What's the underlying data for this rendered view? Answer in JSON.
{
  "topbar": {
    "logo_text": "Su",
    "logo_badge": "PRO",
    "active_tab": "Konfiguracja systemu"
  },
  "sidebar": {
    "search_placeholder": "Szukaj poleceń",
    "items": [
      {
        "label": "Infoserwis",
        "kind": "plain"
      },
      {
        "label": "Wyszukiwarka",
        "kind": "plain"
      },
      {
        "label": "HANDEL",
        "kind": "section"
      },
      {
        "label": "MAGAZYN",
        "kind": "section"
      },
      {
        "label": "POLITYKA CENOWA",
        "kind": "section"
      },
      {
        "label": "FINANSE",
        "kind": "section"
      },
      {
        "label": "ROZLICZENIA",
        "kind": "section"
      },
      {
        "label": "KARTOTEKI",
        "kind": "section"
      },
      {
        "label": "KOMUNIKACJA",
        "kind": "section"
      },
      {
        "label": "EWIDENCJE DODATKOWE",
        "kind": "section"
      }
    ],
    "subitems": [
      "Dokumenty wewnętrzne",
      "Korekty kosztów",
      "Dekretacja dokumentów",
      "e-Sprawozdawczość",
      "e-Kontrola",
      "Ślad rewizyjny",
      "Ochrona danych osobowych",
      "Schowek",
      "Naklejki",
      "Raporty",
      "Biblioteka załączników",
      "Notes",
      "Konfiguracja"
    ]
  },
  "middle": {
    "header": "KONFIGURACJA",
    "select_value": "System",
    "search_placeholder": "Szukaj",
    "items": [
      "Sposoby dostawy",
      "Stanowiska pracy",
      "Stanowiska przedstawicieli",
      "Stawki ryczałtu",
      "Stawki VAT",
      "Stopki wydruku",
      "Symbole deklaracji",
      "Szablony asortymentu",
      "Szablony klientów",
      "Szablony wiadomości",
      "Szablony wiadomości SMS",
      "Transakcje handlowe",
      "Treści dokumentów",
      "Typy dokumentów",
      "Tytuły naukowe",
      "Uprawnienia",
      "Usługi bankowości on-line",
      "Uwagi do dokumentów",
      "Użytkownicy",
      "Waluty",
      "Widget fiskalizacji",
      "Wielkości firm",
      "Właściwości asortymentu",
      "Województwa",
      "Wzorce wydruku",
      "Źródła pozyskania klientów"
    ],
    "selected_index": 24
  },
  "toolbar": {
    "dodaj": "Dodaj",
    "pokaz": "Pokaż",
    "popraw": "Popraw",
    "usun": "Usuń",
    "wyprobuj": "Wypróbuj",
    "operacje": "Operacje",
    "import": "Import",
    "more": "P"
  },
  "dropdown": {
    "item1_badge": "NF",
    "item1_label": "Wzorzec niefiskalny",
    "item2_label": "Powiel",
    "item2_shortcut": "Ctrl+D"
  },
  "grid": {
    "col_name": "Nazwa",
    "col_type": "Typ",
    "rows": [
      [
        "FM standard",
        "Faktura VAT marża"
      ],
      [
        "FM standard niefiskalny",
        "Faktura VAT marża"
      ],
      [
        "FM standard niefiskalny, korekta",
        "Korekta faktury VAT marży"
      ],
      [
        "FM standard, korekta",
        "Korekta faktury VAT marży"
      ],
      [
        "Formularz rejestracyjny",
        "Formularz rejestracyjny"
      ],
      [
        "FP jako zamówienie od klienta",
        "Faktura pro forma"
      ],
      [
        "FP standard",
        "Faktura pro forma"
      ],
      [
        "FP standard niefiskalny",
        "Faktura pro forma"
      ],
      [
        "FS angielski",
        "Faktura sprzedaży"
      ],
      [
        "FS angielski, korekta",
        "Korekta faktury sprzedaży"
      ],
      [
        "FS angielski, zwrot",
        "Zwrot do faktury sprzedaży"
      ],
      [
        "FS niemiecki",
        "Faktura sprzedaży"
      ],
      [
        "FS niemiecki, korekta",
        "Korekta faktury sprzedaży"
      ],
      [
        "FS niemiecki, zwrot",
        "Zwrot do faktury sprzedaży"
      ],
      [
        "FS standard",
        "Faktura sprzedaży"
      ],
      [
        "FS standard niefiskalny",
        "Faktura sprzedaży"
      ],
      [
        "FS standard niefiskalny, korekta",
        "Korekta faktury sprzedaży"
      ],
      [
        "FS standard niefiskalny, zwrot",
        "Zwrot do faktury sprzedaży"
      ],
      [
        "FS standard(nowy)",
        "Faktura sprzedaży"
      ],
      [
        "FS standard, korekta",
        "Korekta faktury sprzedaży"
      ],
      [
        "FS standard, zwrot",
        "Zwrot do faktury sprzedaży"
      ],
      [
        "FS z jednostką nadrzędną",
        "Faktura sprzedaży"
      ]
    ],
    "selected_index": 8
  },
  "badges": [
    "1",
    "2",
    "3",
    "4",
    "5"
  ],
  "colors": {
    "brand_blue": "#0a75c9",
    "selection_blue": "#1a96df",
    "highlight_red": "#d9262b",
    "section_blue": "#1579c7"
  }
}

#####

SHORT PROBLEM: Show, from the listing above, each line that contains the word "Szablony".

EXERCISE OUTPUT:
      "Szablony asortymentu",
      "Szablony klientów",
      "Szablony wiadomości",
      "Szablony wiadomości SMS",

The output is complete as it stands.